Figure dataset records:
++++++++++
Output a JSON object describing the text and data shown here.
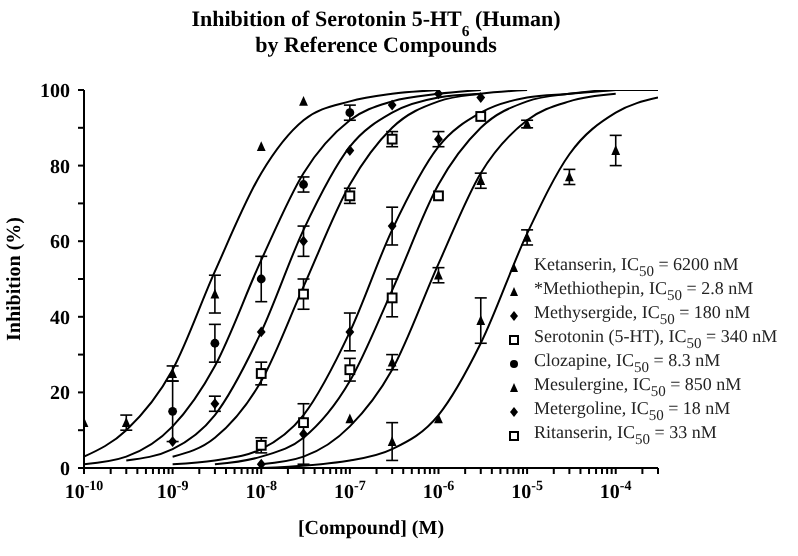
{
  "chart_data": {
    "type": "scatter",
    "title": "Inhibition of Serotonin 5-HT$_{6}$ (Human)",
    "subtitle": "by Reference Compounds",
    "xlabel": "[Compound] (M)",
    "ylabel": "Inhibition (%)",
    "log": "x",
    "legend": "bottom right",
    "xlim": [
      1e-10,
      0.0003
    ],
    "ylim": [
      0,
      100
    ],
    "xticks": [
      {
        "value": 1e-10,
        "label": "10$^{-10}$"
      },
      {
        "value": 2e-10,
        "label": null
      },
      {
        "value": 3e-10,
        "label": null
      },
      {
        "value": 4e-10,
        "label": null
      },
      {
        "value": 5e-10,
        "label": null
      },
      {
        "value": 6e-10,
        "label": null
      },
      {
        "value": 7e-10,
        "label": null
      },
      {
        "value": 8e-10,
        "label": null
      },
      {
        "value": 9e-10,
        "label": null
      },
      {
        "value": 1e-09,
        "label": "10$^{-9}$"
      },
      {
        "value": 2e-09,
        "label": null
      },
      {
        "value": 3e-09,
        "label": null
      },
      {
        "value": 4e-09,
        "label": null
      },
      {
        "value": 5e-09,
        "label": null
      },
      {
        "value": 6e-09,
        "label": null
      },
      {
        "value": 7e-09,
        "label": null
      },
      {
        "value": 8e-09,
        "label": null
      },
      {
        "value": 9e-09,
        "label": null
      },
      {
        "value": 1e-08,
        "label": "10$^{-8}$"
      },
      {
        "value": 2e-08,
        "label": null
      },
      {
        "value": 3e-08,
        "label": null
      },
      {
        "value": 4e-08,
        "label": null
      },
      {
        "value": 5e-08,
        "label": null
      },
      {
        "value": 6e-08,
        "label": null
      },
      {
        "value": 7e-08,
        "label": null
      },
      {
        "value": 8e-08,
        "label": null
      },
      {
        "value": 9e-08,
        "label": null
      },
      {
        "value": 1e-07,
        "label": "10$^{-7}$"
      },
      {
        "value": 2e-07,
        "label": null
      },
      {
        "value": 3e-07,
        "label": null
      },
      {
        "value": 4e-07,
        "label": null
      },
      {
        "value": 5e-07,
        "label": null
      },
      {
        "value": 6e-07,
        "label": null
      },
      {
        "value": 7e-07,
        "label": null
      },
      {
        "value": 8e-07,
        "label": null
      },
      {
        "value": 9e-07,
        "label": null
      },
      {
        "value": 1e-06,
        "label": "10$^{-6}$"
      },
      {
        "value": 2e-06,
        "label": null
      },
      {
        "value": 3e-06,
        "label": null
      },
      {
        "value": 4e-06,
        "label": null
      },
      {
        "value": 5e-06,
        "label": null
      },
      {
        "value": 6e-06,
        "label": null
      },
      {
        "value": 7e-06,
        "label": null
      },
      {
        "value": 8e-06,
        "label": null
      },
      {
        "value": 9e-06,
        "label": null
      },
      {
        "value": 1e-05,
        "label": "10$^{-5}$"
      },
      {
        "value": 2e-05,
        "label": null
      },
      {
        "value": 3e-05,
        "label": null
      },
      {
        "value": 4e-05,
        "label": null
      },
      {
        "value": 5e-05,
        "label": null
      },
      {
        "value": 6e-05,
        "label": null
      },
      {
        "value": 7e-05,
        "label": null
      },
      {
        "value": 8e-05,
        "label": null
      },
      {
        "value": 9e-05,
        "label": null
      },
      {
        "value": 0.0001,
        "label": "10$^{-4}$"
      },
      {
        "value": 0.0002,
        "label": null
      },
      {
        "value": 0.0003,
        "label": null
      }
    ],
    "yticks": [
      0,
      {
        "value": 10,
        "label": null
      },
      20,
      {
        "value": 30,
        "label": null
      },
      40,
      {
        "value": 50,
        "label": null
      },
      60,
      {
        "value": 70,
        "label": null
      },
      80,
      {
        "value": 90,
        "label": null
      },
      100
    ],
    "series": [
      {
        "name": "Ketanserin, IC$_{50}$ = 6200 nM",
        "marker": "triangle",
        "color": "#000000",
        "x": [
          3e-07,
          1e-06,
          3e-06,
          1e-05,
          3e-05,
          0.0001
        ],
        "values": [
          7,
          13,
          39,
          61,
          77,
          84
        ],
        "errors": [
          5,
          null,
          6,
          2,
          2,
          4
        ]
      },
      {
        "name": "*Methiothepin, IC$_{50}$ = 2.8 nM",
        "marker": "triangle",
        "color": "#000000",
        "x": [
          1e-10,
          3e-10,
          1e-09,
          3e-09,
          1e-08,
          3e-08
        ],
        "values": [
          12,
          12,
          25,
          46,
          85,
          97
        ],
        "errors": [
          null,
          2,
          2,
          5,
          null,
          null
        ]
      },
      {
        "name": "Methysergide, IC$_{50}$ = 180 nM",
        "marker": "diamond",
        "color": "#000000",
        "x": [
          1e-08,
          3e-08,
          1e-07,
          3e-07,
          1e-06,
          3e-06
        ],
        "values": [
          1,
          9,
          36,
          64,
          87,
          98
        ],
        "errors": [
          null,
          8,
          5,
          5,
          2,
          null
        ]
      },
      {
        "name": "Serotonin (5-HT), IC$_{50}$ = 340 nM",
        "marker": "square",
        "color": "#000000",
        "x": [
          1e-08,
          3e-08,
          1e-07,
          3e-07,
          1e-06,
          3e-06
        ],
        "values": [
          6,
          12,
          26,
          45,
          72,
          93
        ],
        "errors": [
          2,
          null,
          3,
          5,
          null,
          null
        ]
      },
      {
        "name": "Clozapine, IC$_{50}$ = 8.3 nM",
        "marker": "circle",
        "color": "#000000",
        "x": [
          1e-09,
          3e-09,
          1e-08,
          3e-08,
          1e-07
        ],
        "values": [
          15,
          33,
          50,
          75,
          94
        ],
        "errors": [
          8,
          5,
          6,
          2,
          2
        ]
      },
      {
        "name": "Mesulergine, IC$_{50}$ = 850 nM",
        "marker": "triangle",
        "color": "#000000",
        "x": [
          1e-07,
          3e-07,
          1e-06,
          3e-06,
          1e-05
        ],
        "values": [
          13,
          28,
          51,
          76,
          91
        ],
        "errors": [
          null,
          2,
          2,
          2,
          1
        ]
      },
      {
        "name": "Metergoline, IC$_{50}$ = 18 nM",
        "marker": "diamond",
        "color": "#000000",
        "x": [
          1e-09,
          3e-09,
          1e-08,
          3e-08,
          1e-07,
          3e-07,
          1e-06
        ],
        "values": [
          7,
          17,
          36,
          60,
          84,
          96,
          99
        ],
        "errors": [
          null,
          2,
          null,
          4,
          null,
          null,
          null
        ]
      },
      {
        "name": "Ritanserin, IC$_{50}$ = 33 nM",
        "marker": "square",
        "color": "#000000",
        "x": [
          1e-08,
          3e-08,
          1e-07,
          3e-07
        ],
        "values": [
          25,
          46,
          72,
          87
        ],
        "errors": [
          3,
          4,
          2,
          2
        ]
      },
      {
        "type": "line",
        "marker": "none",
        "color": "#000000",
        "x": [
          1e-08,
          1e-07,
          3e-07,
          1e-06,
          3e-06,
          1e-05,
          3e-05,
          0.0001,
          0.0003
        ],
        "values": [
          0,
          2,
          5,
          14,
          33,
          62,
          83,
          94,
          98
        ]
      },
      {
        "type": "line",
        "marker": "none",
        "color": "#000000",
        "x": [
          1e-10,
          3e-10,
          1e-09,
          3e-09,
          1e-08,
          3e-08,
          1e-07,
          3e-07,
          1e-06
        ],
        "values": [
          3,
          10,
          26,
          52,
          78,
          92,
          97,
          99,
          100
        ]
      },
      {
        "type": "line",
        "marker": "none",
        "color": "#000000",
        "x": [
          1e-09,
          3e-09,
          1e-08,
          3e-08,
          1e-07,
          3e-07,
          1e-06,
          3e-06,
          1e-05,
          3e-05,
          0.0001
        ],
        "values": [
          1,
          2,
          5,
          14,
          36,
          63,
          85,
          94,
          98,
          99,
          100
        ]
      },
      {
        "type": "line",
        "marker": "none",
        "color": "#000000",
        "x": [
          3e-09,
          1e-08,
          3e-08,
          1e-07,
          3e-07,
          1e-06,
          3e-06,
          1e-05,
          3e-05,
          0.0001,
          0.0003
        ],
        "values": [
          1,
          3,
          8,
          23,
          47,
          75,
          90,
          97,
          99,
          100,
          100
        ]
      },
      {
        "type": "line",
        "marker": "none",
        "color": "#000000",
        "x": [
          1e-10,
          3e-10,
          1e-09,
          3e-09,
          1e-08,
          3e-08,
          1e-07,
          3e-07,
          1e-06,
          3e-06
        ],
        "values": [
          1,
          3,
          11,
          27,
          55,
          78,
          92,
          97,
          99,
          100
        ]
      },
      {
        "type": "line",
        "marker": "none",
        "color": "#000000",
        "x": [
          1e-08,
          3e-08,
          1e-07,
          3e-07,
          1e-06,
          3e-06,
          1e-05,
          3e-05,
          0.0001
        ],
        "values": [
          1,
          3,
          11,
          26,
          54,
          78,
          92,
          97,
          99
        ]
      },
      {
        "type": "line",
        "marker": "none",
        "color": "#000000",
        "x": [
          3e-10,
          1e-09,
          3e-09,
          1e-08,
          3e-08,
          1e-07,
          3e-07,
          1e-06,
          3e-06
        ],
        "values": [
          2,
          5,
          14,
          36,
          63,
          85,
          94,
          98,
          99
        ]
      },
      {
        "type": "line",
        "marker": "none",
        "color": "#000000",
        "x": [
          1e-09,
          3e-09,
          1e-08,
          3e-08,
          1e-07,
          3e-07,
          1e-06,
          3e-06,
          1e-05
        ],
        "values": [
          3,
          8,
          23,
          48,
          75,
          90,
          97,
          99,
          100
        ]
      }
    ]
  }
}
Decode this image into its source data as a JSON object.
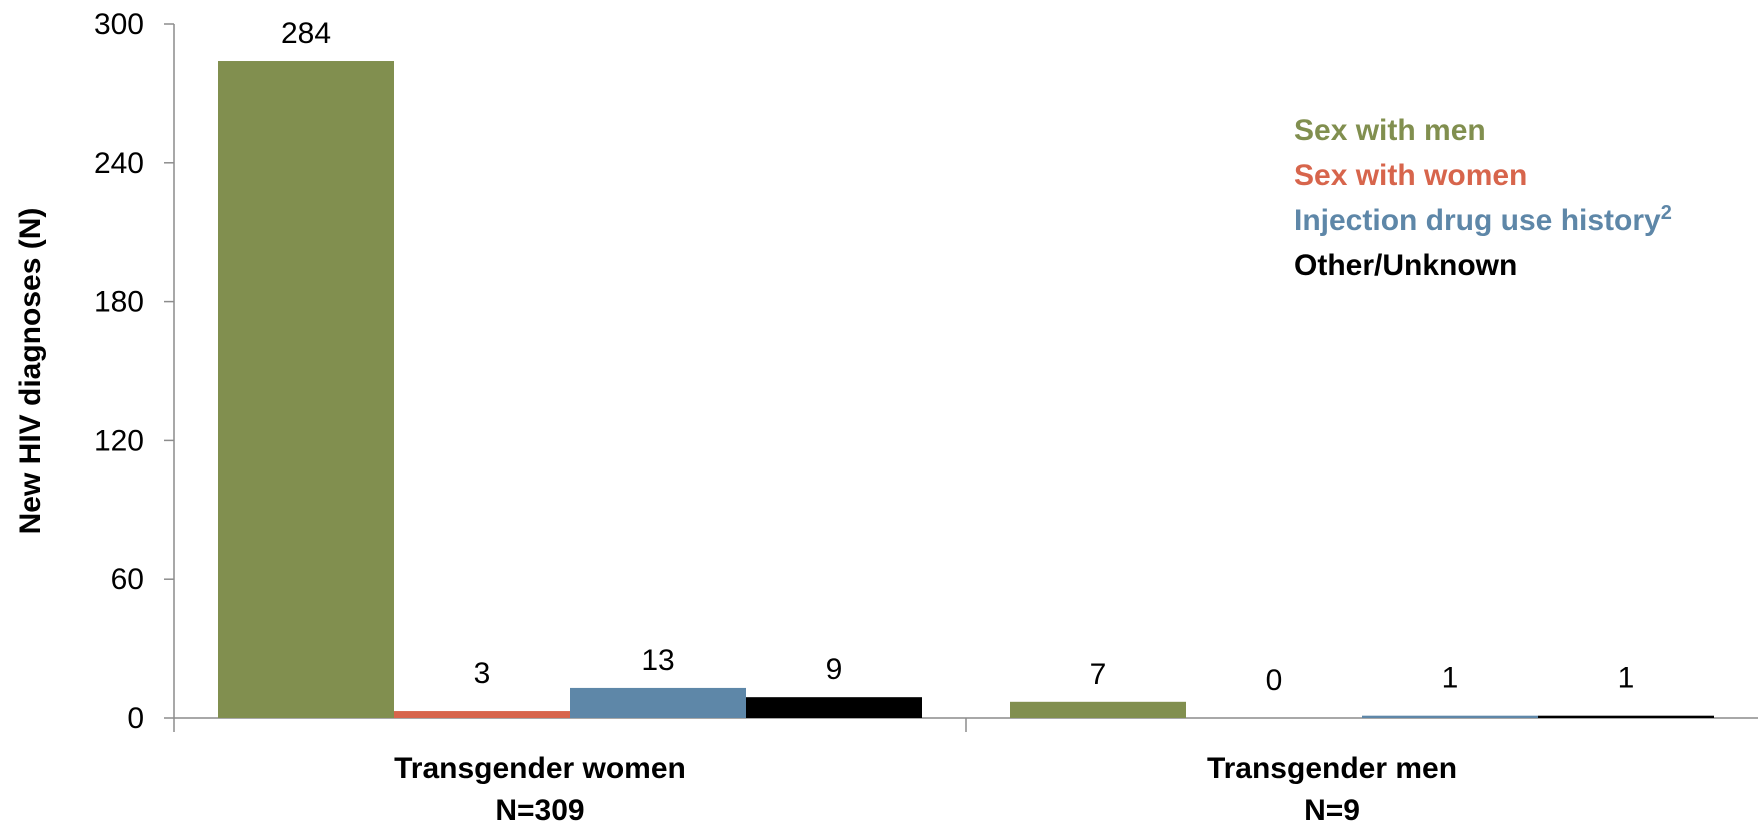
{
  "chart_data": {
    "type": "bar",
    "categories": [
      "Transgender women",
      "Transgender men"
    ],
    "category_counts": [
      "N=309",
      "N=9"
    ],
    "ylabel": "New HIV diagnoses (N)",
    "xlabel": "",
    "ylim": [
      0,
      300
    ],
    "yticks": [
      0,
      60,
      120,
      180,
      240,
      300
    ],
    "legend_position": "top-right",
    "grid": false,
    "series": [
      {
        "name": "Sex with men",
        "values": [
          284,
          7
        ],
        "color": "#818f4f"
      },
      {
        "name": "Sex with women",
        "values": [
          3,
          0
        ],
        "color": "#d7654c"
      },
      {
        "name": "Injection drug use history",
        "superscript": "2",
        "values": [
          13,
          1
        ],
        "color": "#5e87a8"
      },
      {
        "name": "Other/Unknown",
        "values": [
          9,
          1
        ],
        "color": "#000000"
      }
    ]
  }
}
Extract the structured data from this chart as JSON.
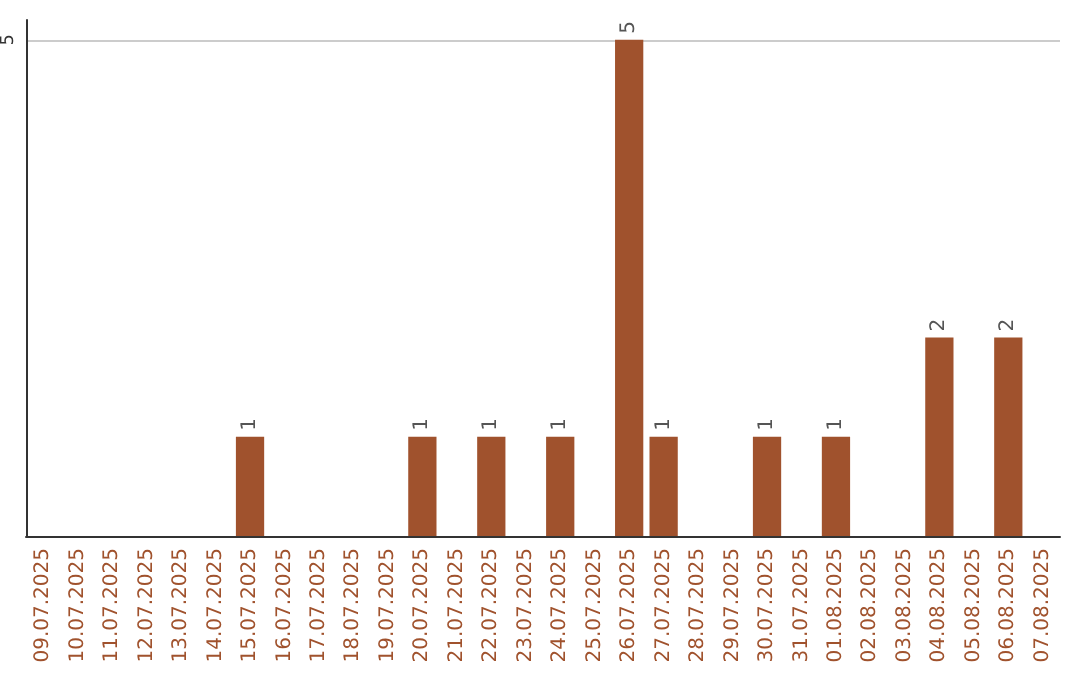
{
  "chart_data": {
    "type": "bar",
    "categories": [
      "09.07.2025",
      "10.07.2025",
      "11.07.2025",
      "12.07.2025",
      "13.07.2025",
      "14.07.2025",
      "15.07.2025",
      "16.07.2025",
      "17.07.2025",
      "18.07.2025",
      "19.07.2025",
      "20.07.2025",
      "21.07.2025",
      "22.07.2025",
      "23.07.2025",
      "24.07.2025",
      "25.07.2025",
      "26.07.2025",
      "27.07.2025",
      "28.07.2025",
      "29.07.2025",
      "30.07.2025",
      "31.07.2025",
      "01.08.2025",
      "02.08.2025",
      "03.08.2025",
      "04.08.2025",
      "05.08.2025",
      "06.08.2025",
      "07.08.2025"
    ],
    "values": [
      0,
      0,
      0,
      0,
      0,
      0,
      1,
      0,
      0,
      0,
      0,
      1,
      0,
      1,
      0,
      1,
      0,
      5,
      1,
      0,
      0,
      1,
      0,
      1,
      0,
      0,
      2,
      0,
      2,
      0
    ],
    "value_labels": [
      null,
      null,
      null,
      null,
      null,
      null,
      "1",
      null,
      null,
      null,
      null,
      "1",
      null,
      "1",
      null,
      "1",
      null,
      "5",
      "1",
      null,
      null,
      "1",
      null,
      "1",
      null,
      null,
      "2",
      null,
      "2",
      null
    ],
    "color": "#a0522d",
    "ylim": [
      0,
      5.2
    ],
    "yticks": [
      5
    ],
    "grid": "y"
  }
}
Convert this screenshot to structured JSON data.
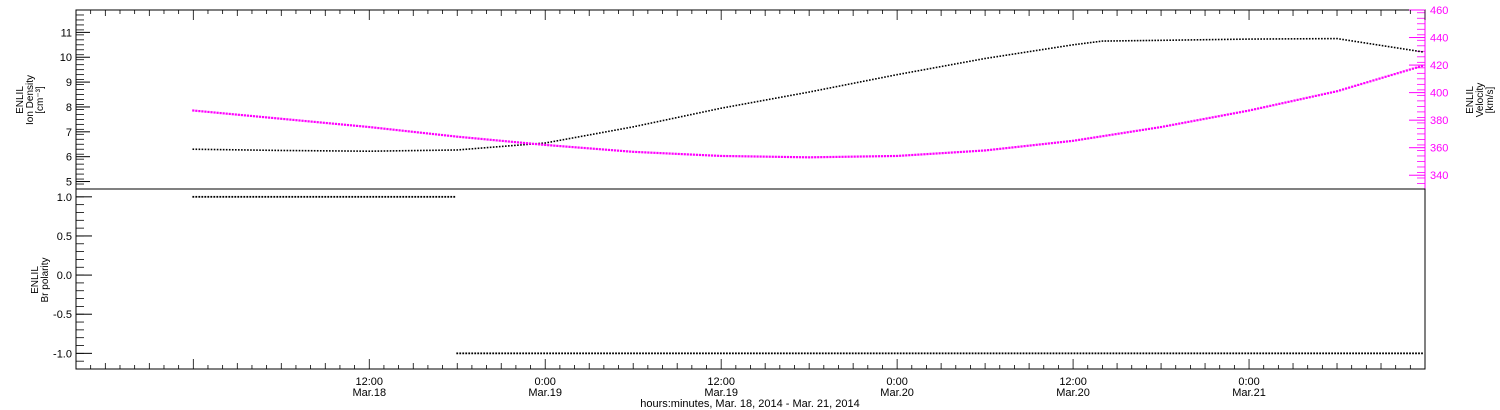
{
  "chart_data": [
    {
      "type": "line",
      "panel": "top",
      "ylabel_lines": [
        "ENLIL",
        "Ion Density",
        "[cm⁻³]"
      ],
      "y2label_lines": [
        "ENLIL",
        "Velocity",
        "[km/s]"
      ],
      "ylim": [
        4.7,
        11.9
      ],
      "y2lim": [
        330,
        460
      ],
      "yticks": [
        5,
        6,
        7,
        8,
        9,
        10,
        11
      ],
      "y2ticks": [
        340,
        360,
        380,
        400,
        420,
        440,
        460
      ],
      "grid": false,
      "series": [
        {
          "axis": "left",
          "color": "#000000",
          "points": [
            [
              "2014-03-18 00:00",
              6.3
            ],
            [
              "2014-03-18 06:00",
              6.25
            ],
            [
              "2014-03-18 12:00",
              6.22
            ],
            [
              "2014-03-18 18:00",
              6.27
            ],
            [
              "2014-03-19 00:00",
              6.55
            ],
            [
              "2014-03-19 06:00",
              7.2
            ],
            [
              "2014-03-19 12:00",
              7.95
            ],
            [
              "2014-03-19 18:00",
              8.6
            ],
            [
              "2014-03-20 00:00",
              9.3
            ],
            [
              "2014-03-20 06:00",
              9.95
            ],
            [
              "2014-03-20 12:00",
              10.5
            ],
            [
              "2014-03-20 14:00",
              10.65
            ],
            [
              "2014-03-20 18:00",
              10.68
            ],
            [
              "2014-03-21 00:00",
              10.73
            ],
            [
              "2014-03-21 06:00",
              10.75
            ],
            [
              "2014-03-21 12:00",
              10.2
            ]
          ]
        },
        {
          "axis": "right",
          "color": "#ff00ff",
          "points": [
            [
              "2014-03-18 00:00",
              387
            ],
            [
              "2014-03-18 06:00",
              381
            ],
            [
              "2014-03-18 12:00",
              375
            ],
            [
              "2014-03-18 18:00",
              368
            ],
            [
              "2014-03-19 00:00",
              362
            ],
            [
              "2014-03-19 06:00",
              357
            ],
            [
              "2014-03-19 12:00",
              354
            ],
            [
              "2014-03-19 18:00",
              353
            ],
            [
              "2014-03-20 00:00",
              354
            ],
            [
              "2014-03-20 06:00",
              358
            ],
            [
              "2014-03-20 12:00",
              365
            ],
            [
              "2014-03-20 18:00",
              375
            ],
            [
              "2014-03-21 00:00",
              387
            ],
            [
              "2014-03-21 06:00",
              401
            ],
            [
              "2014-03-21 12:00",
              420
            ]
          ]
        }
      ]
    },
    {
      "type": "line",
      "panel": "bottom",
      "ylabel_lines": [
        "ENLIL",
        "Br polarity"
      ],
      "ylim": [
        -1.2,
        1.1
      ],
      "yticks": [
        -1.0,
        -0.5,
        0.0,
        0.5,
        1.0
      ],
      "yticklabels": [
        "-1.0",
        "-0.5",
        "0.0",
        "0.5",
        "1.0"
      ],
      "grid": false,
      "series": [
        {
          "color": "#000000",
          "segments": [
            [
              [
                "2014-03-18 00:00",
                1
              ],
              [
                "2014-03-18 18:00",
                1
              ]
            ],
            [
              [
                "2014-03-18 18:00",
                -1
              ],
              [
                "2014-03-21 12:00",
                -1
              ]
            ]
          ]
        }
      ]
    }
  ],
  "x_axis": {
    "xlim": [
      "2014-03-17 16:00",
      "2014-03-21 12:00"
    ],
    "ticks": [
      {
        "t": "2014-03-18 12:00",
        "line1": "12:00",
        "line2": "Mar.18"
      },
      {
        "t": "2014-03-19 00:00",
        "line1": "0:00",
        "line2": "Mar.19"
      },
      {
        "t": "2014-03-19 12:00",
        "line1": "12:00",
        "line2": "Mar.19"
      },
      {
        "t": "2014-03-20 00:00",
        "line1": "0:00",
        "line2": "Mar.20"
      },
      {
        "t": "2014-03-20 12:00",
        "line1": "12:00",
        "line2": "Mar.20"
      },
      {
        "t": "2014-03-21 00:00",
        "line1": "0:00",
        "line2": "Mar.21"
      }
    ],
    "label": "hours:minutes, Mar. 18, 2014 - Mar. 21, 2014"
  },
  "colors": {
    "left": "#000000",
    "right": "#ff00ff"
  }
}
++++++++++
=== Exercise directions ===
Pull every line containing "with" out of the data above.

=== Finished exercise ===
        "name": "Sex with men",
        "name": "Sex with women",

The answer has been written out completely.